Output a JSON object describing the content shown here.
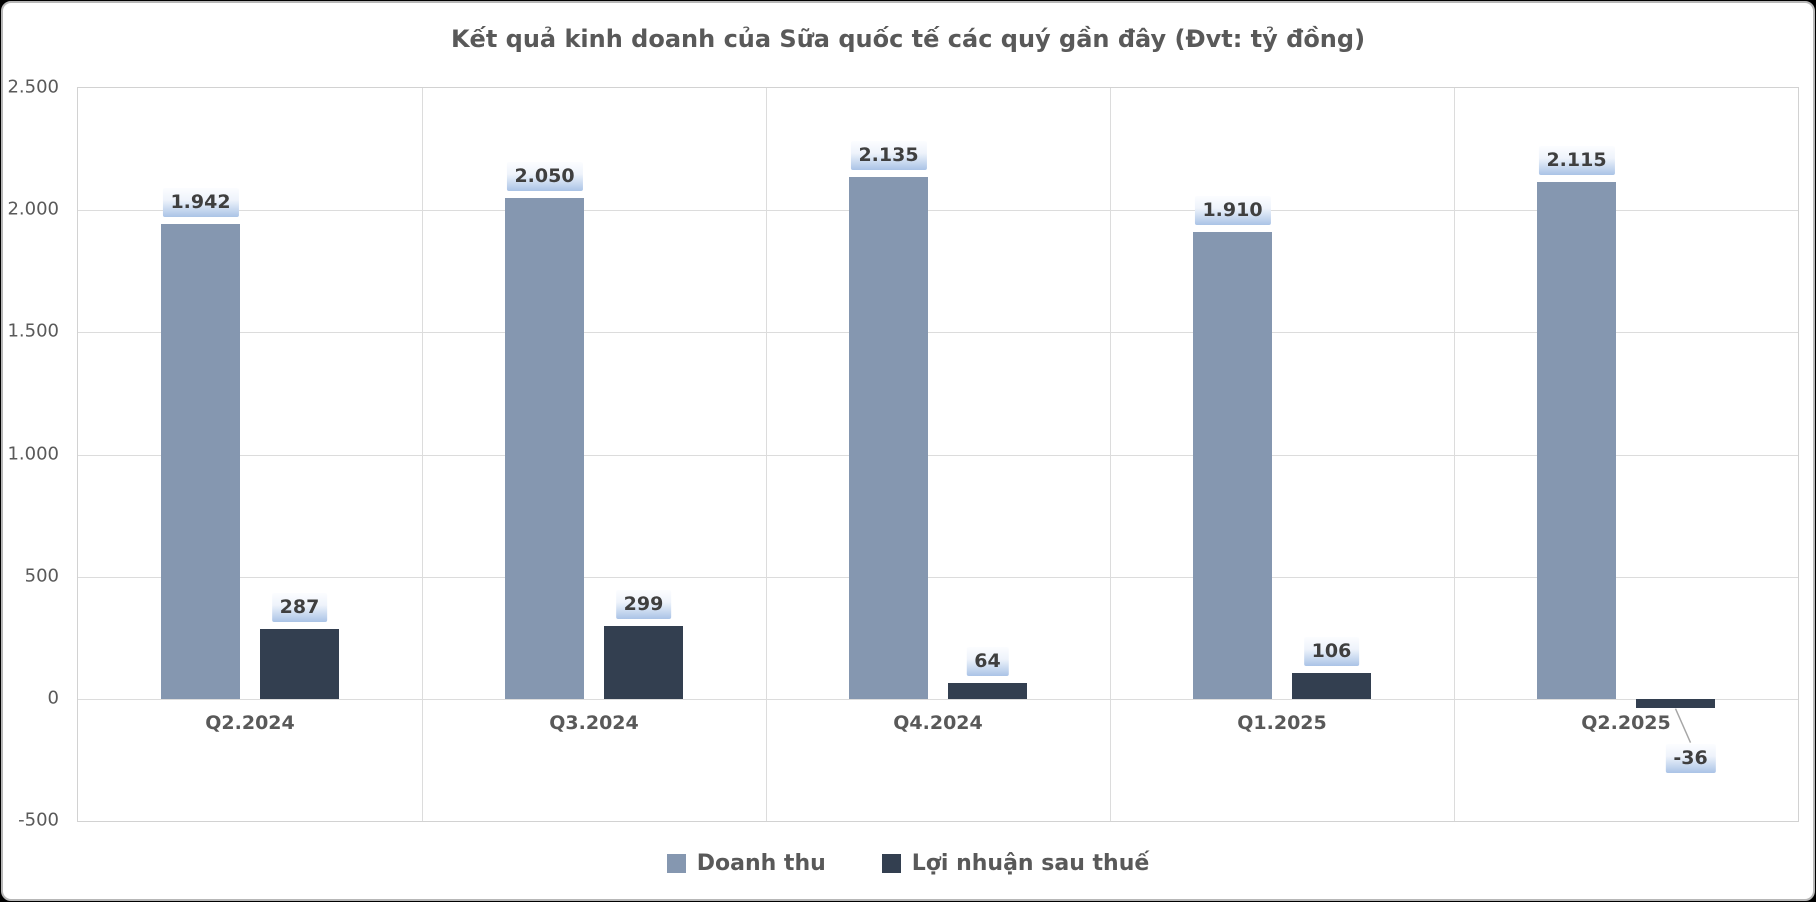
{
  "chart_data": {
    "type": "bar",
    "title": "Kết quả kinh doanh của Sữa quốc tế các quý gần đây (Đvt: tỷ đồng)",
    "unit_note": "Đvt: tỷ đồng",
    "categories": [
      "Q2.2024",
      "Q3.2024",
      "Q4.2024",
      "Q1.2025",
      "Q2.2025"
    ],
    "series": [
      {
        "name": "Doanh thu",
        "color": "#8597B0",
        "values": [
          1942,
          2050,
          2135,
          1910,
          2115
        ],
        "labels": [
          "1.942",
          "2.050",
          "2.135",
          "1.910",
          "2.115"
        ]
      },
      {
        "name": "Lợi nhuận sau thuế",
        "color": "#333F50",
        "values": [
          287,
          299,
          64,
          106,
          -36
        ],
        "labels": [
          "287",
          "299",
          "64",
          "106",
          "-36"
        ]
      }
    ],
    "ylim": [
      -500,
      2500
    ],
    "ytick_interval": 500,
    "yticks": [
      {
        "label": "2.500",
        "value": 2500
      },
      {
        "label": "2.000",
        "value": 2000
      },
      {
        "label": "1.500",
        "value": 1500
      },
      {
        "label": "1.000",
        "value": 1000
      },
      {
        "label": "500",
        "value": 500
      },
      {
        "label": "0",
        "value": 0
      },
      {
        "label": "-500",
        "value": -500
      }
    ],
    "grid": true,
    "legend_position": "bottom",
    "colors": {
      "grid": "#dcdcdc",
      "text": "#595959",
      "data_label_text": "#3f3f3f",
      "data_label_bg_top": "#fcfdff",
      "data_label_bg_bottom": "#aac3e6",
      "leader_line": "#a6a6a6",
      "background": "#ffffff"
    }
  }
}
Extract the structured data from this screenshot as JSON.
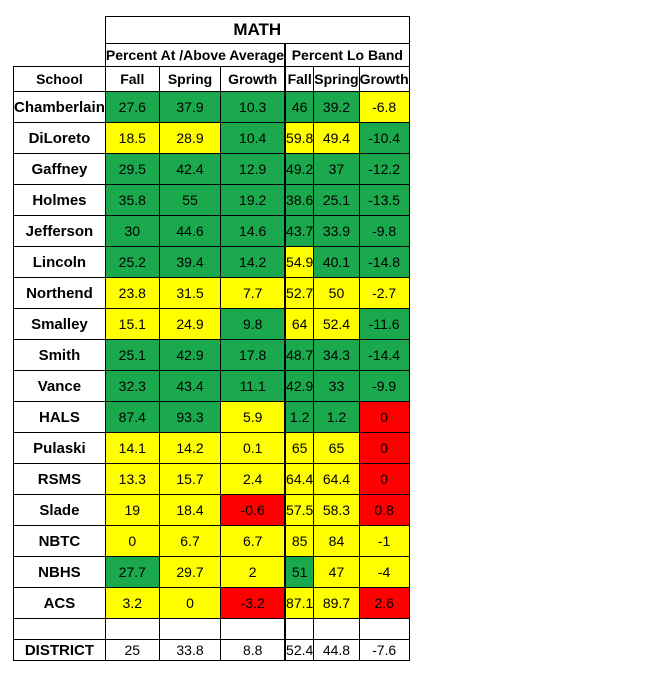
{
  "title": "MATH",
  "groups": {
    "above": "Percent At /Above Average",
    "lo": "Percent Lo Band"
  },
  "headers": {
    "school": "School",
    "cols": [
      "Fall",
      "Spring",
      "Growth",
      "Fall",
      "Spring",
      "Growth"
    ]
  },
  "colors": {
    "green": "#1aa94d",
    "yellow": "#ffff00",
    "red": "#ff0000",
    "white": "#ffffff"
  },
  "rows": [
    {
      "school": "Chamberlain",
      "cells": [
        {
          "v": "27.6",
          "c": "green"
        },
        {
          "v": "37.9",
          "c": "green"
        },
        {
          "v": "10.3",
          "c": "green"
        },
        {
          "v": "46",
          "c": "green"
        },
        {
          "v": "39.2",
          "c": "green"
        },
        {
          "v": "-6.8",
          "c": "yellow"
        }
      ]
    },
    {
      "school": "DiLoreto",
      "cells": [
        {
          "v": "18.5",
          "c": "yellow"
        },
        {
          "v": "28.9",
          "c": "yellow"
        },
        {
          "v": "10.4",
          "c": "green"
        },
        {
          "v": "59.8",
          "c": "yellow"
        },
        {
          "v": "49.4",
          "c": "yellow"
        },
        {
          "v": "-10.4",
          "c": "green"
        }
      ]
    },
    {
      "school": "Gaffney",
      "cells": [
        {
          "v": "29.5",
          "c": "green"
        },
        {
          "v": "42.4",
          "c": "green"
        },
        {
          "v": "12.9",
          "c": "green"
        },
        {
          "v": "49.2",
          "c": "green"
        },
        {
          "v": "37",
          "c": "green"
        },
        {
          "v": "-12.2",
          "c": "green"
        }
      ]
    },
    {
      "school": "Holmes",
      "cells": [
        {
          "v": "35.8",
          "c": "green"
        },
        {
          "v": "55",
          "c": "green"
        },
        {
          "v": "19.2",
          "c": "green"
        },
        {
          "v": "38.6",
          "c": "green"
        },
        {
          "v": "25.1",
          "c": "green"
        },
        {
          "v": "-13.5",
          "c": "green"
        }
      ]
    },
    {
      "school": "Jefferson",
      "cells": [
        {
          "v": "30",
          "c": "green"
        },
        {
          "v": "44.6",
          "c": "green"
        },
        {
          "v": "14.6",
          "c": "green"
        },
        {
          "v": "43.7",
          "c": "green"
        },
        {
          "v": "33.9",
          "c": "green"
        },
        {
          "v": "-9.8",
          "c": "green"
        }
      ]
    },
    {
      "school": "Lincoln",
      "cells": [
        {
          "v": "25.2",
          "c": "green"
        },
        {
          "v": "39.4",
          "c": "green"
        },
        {
          "v": "14.2",
          "c": "green"
        },
        {
          "v": "54.9",
          "c": "yellow"
        },
        {
          "v": "40.1",
          "c": "green"
        },
        {
          "v": "-14.8",
          "c": "green"
        }
      ]
    },
    {
      "school": "Northend",
      "cells": [
        {
          "v": "23.8",
          "c": "yellow"
        },
        {
          "v": "31.5",
          "c": "yellow"
        },
        {
          "v": "7.7",
          "c": "yellow"
        },
        {
          "v": "52.7",
          "c": "yellow"
        },
        {
          "v": "50",
          "c": "yellow"
        },
        {
          "v": "-2.7",
          "c": "yellow"
        }
      ]
    },
    {
      "school": "Smalley",
      "cells": [
        {
          "v": "15.1",
          "c": "yellow"
        },
        {
          "v": "24.9",
          "c": "yellow"
        },
        {
          "v": "9.8",
          "c": "green"
        },
        {
          "v": "64",
          "c": "yellow"
        },
        {
          "v": "52.4",
          "c": "yellow"
        },
        {
          "v": "-11.6",
          "c": "green"
        }
      ]
    },
    {
      "school": "Smith",
      "cells": [
        {
          "v": "25.1",
          "c": "green"
        },
        {
          "v": "42.9",
          "c": "green"
        },
        {
          "v": "17.8",
          "c": "green"
        },
        {
          "v": "48.7",
          "c": "green"
        },
        {
          "v": "34.3",
          "c": "green"
        },
        {
          "v": "-14.4",
          "c": "green"
        }
      ]
    },
    {
      "school": "Vance",
      "cells": [
        {
          "v": "32.3",
          "c": "green"
        },
        {
          "v": "43.4",
          "c": "green"
        },
        {
          "v": "11.1",
          "c": "green"
        },
        {
          "v": "42.9",
          "c": "green"
        },
        {
          "v": "33",
          "c": "green"
        },
        {
          "v": "-9.9",
          "c": "green"
        }
      ]
    },
    {
      "school": "HALS",
      "cells": [
        {
          "v": "87.4",
          "c": "green"
        },
        {
          "v": "93.3",
          "c": "green"
        },
        {
          "v": "5.9",
          "c": "yellow"
        },
        {
          "v": "1.2",
          "c": "green"
        },
        {
          "v": "1.2",
          "c": "green"
        },
        {
          "v": "0",
          "c": "red"
        }
      ]
    },
    {
      "school": "Pulaski",
      "cells": [
        {
          "v": "14.1",
          "c": "yellow"
        },
        {
          "v": "14.2",
          "c": "yellow"
        },
        {
          "v": "0.1",
          "c": "yellow"
        },
        {
          "v": "65",
          "c": "yellow"
        },
        {
          "v": "65",
          "c": "yellow"
        },
        {
          "v": "0",
          "c": "red"
        }
      ]
    },
    {
      "school": "RSMS",
      "cells": [
        {
          "v": "13.3",
          "c": "yellow"
        },
        {
          "v": "15.7",
          "c": "yellow"
        },
        {
          "v": "2.4",
          "c": "yellow"
        },
        {
          "v": "64.4",
          "c": "yellow"
        },
        {
          "v": "64.4",
          "c": "yellow"
        },
        {
          "v": "0",
          "c": "red"
        }
      ]
    },
    {
      "school": "Slade",
      "cells": [
        {
          "v": "19",
          "c": "yellow"
        },
        {
          "v": "18.4",
          "c": "yellow"
        },
        {
          "v": "-0.6",
          "c": "red"
        },
        {
          "v": "57.5",
          "c": "yellow"
        },
        {
          "v": "58.3",
          "c": "yellow"
        },
        {
          "v": "0.8",
          "c": "red"
        }
      ]
    },
    {
      "school": "NBTC",
      "cells": [
        {
          "v": "0",
          "c": "yellow"
        },
        {
          "v": "6.7",
          "c": "yellow"
        },
        {
          "v": "6.7",
          "c": "yellow"
        },
        {
          "v": "85",
          "c": "yellow"
        },
        {
          "v": "84",
          "c": "yellow"
        },
        {
          "v": "-1",
          "c": "yellow"
        }
      ]
    },
    {
      "school": "NBHS",
      "cells": [
        {
          "v": "27.7",
          "c": "green"
        },
        {
          "v": "29.7",
          "c": "yellow"
        },
        {
          "v": "2",
          "c": "yellow"
        },
        {
          "v": "51",
          "c": "green"
        },
        {
          "v": "47",
          "c": "yellow"
        },
        {
          "v": "-4",
          "c": "yellow"
        }
      ]
    },
    {
      "school": "ACS",
      "cells": [
        {
          "v": "3.2",
          "c": "yellow"
        },
        {
          "v": "0",
          "c": "yellow"
        },
        {
          "v": "-3.2",
          "c": "red"
        },
        {
          "v": "87.1",
          "c": "yellow"
        },
        {
          "v": "89.7",
          "c": "yellow"
        },
        {
          "v": "2.6",
          "c": "red"
        }
      ]
    }
  ],
  "district": {
    "school": "DISTRICT",
    "cells": [
      {
        "v": "25",
        "c": "white"
      },
      {
        "v": "33.8",
        "c": "white"
      },
      {
        "v": "8.8",
        "c": "white"
      },
      {
        "v": "52.4",
        "c": "white"
      },
      {
        "v": "44.8",
        "c": "white"
      },
      {
        "v": "-7.6",
        "c": "white"
      }
    ]
  }
}
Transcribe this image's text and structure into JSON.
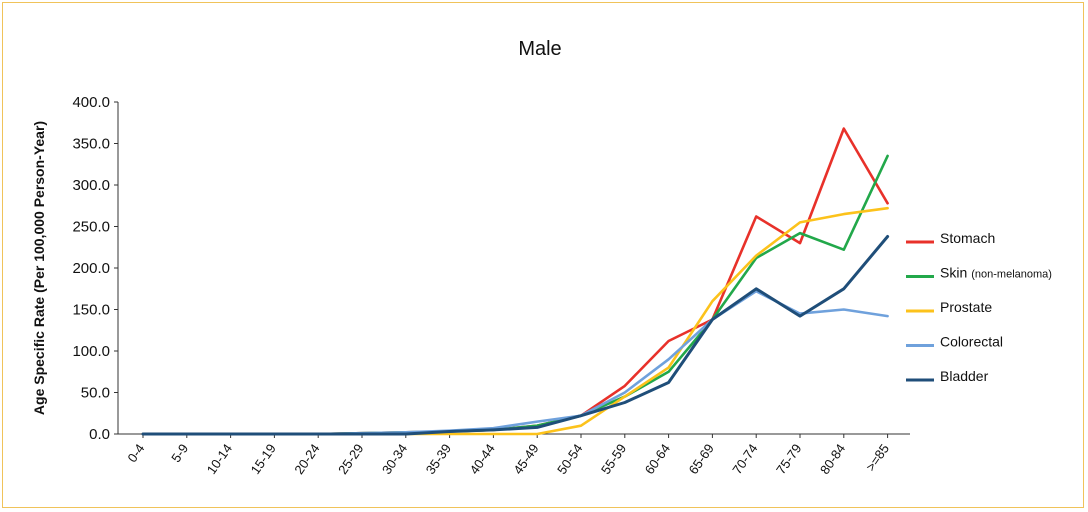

-----

▸ TASK DESCRIPTION
Scan the material above for the string "this" and report each line where you find it.

▸ FULL RESPONSE
Extract the structured data from this screenshot as JSON.
Transcribe this image's text and structure into JSON.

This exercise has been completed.